Directive
What number of lines hold the word "arrow"? State that number and nothing besides.

Figure record listings
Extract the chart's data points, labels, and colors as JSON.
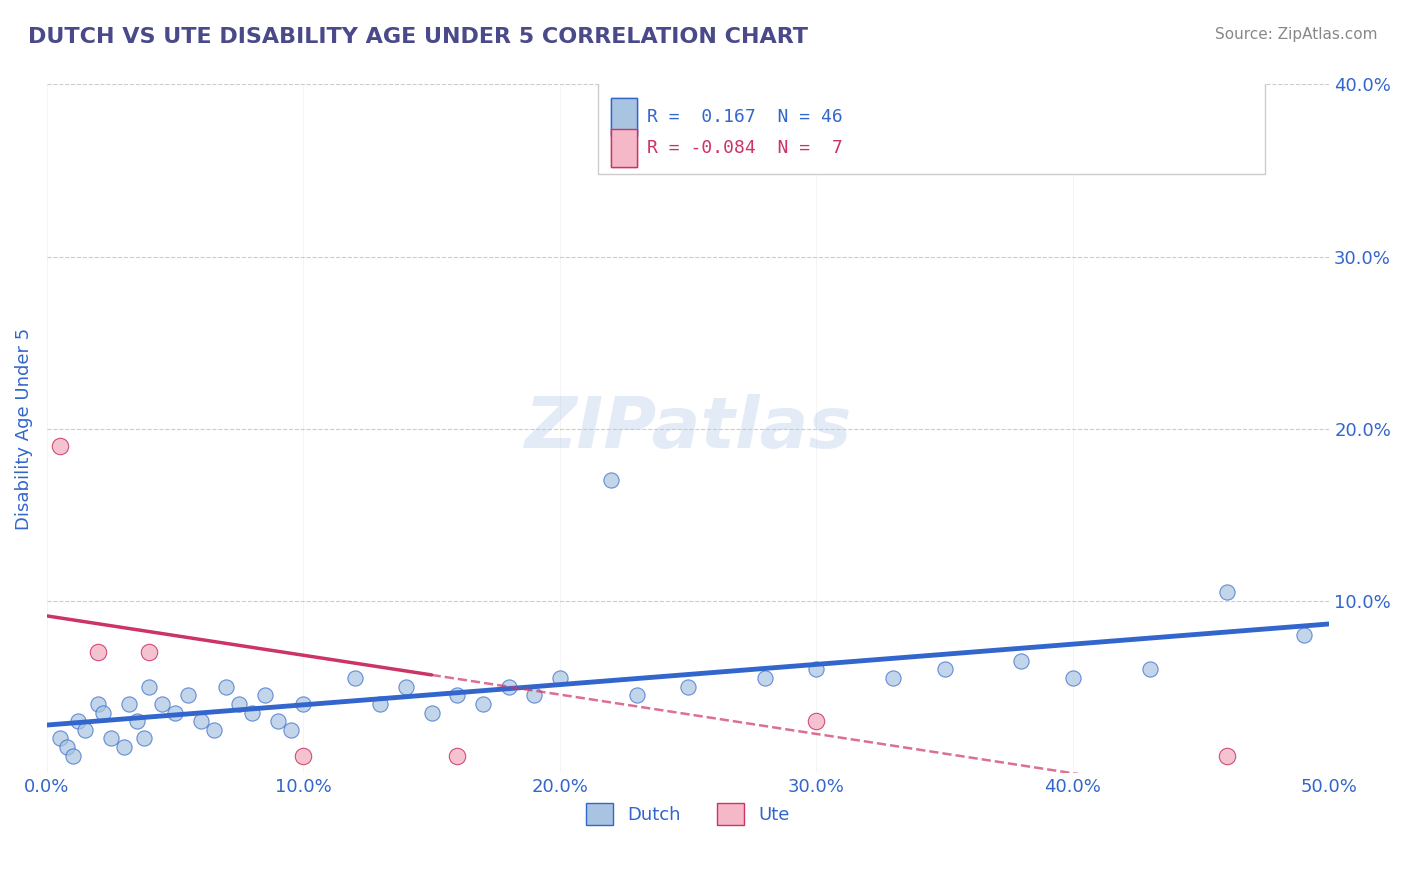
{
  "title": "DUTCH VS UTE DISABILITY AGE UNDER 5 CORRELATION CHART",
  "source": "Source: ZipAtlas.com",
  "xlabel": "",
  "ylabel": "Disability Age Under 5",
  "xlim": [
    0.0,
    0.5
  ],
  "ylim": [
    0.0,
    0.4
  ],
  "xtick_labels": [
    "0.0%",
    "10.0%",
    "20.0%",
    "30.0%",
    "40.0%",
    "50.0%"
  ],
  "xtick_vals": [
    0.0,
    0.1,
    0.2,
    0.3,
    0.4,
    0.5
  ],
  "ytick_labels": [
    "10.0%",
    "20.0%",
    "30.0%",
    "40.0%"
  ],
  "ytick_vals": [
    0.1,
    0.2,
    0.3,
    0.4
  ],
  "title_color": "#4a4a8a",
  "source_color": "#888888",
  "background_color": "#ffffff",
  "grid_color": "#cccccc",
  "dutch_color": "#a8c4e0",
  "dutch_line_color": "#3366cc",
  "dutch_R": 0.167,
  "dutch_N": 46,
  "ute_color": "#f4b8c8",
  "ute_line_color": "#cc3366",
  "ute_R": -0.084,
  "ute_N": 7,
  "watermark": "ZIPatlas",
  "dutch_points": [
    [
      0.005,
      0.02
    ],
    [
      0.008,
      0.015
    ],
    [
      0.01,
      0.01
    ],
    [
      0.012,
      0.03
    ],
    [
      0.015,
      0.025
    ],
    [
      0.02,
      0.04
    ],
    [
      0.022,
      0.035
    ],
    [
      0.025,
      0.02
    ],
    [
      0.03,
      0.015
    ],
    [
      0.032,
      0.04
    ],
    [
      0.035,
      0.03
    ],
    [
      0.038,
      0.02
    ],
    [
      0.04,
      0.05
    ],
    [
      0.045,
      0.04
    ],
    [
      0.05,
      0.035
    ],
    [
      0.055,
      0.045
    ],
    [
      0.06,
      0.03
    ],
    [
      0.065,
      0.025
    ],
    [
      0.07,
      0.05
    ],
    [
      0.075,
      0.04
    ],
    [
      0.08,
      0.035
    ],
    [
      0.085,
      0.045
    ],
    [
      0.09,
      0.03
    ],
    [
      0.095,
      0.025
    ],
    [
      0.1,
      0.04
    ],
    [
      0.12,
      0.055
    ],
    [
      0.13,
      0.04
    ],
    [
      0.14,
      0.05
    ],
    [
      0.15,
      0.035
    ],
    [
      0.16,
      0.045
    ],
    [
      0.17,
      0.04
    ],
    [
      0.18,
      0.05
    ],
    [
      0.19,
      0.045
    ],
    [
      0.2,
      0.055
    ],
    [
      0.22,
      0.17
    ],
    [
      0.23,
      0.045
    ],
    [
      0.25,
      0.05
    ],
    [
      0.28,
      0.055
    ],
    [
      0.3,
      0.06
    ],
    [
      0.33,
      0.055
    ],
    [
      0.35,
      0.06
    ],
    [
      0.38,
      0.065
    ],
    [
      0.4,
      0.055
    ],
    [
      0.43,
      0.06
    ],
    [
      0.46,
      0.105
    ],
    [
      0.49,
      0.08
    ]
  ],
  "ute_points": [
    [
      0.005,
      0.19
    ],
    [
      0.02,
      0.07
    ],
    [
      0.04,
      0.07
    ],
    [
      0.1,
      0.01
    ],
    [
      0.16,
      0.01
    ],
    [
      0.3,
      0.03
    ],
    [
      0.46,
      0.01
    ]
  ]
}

---

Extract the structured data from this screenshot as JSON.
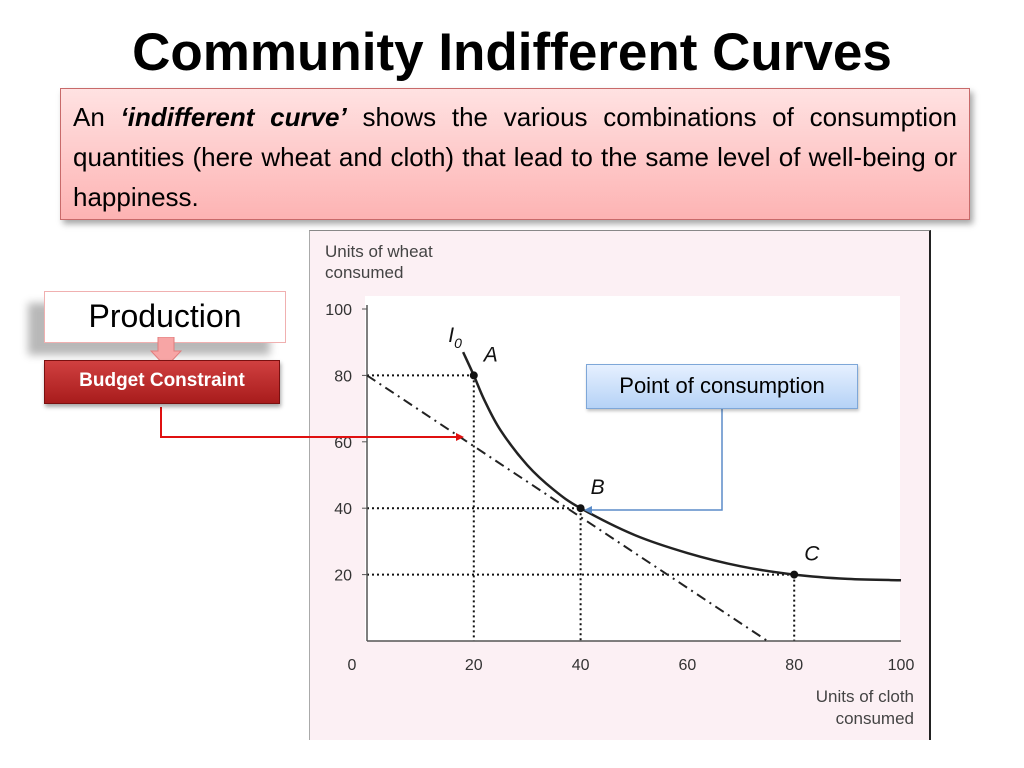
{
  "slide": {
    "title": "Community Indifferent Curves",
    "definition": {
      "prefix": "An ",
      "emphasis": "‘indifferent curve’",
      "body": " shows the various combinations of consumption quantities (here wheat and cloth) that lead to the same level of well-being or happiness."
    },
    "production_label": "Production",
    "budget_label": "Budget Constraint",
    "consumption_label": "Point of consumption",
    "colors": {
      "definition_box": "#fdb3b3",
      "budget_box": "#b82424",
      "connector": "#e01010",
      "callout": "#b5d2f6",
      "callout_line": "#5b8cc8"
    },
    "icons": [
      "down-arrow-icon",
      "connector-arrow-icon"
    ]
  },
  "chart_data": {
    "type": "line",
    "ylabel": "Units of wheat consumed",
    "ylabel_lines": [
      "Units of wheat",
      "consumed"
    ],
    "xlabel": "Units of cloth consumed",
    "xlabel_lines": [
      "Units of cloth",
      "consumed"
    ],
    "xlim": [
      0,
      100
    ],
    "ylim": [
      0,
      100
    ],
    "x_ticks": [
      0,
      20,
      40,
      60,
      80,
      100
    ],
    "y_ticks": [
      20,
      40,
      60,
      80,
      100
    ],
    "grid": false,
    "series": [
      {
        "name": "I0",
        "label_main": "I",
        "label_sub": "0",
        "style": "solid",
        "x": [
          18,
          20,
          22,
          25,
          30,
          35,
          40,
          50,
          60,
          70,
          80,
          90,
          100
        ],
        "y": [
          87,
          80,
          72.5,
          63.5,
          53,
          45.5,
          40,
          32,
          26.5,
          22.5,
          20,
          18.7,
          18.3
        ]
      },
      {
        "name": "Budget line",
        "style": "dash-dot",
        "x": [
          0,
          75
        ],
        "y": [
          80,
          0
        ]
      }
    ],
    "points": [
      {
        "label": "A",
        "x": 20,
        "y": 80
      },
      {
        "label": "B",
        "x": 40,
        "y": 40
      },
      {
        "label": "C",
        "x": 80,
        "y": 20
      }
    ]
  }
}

...

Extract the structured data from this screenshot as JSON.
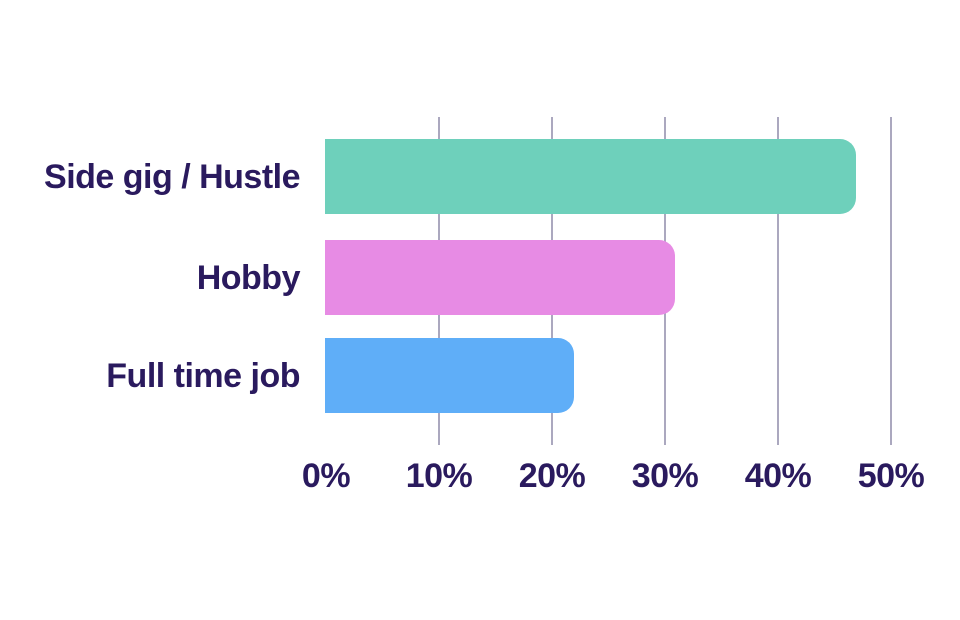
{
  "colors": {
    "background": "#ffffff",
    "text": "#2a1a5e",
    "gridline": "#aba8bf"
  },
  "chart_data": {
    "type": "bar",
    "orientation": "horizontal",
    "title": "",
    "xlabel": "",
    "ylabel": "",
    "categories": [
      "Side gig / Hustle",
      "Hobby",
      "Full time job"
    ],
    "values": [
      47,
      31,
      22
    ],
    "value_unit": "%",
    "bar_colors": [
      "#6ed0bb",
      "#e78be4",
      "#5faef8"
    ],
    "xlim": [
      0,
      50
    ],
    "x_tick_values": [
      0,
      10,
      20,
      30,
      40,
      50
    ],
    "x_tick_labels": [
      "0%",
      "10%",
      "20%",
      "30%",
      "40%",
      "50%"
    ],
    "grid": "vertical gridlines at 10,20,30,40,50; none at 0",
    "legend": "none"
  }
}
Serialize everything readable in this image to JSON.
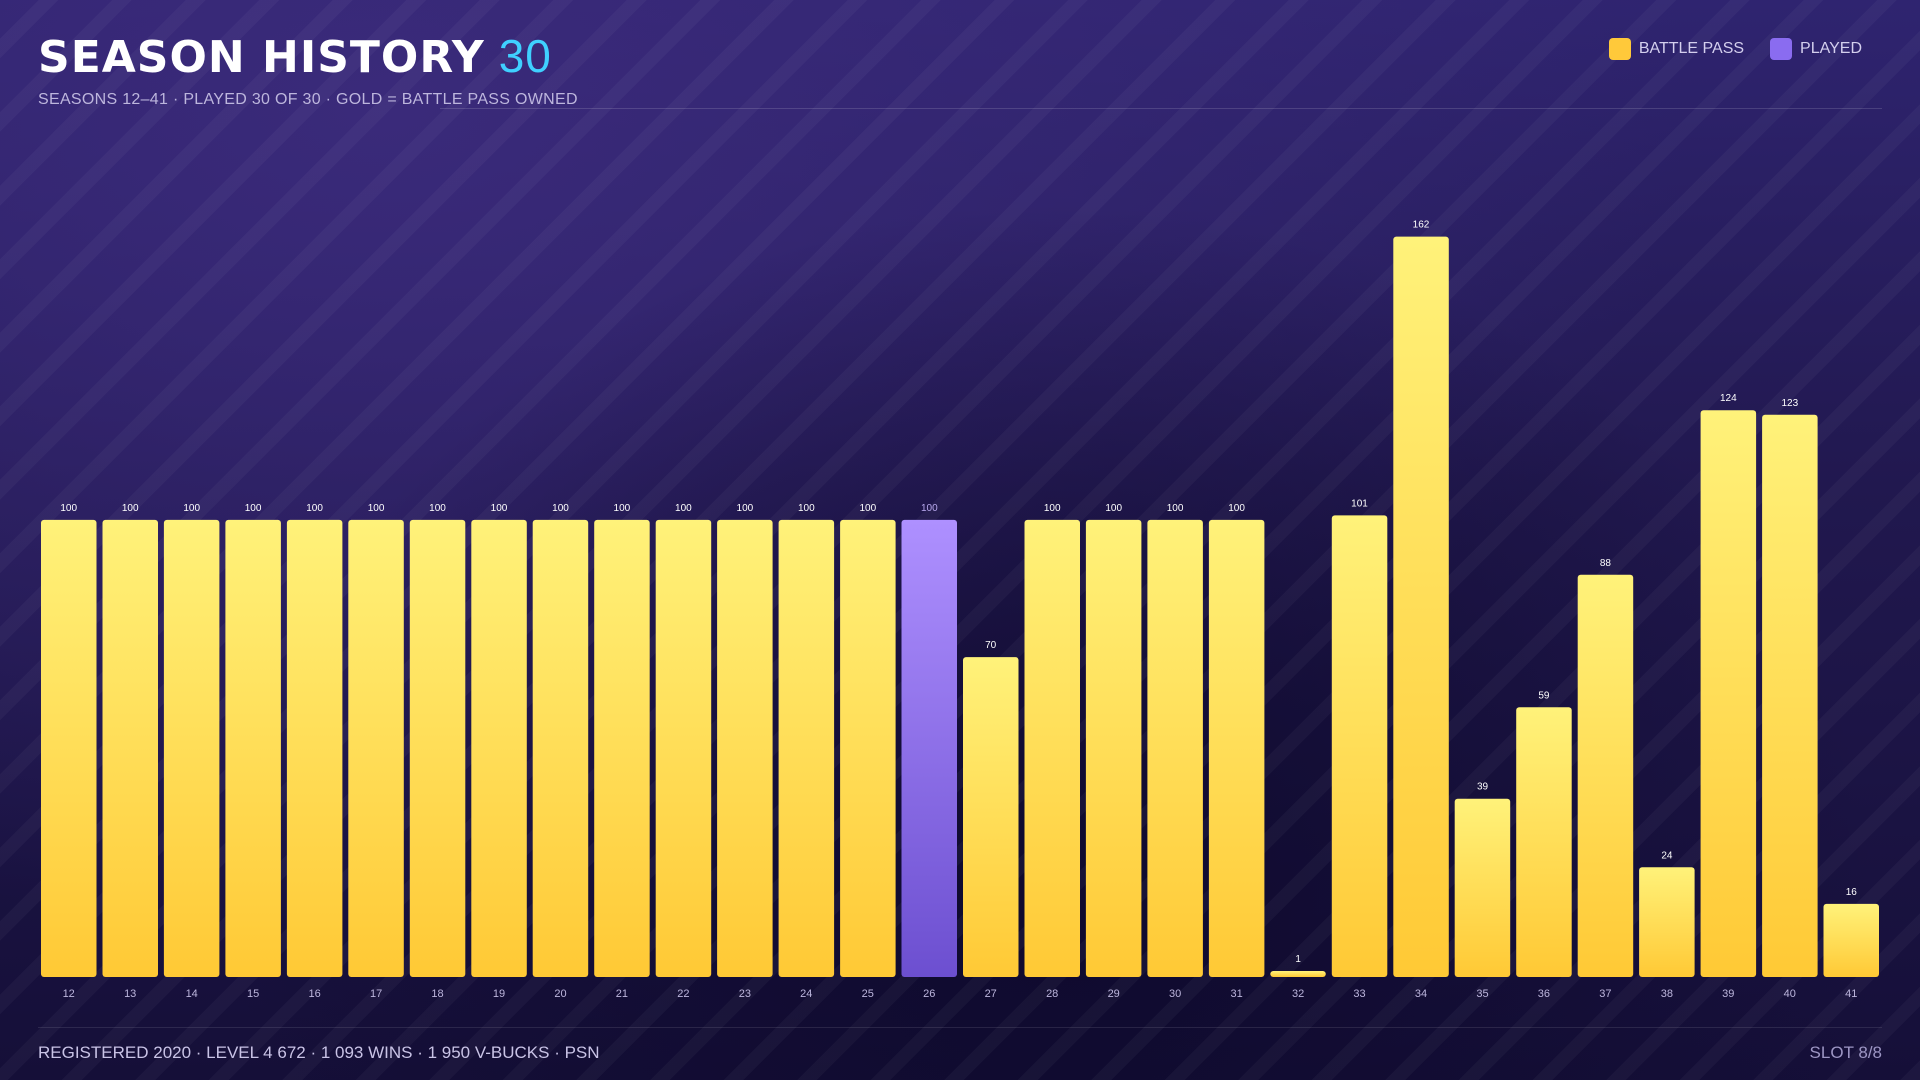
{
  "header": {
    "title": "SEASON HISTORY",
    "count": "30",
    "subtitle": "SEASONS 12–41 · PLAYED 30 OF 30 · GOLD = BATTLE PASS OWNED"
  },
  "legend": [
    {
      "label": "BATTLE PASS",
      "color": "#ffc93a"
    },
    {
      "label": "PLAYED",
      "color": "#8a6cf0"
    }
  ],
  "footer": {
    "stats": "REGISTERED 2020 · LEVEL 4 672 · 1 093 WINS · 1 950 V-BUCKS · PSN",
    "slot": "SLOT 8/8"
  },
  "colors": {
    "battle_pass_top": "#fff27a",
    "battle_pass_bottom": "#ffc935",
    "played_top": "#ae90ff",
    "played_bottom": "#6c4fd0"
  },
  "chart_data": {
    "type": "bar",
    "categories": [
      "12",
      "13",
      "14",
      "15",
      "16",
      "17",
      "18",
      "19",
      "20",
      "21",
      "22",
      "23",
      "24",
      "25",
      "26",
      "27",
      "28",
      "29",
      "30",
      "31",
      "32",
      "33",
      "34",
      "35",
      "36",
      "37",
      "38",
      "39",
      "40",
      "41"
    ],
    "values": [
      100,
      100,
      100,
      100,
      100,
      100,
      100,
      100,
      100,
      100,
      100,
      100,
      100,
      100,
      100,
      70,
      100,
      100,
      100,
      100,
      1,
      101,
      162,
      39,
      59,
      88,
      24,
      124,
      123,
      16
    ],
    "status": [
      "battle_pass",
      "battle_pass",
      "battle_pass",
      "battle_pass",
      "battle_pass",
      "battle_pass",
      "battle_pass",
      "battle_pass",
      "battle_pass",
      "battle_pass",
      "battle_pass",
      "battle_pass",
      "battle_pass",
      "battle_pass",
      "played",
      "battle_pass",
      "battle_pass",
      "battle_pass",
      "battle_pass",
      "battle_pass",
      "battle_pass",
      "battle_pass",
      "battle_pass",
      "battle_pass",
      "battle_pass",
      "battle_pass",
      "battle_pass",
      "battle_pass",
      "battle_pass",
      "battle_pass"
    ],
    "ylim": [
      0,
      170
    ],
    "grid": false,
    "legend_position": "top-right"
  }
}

Written answer
2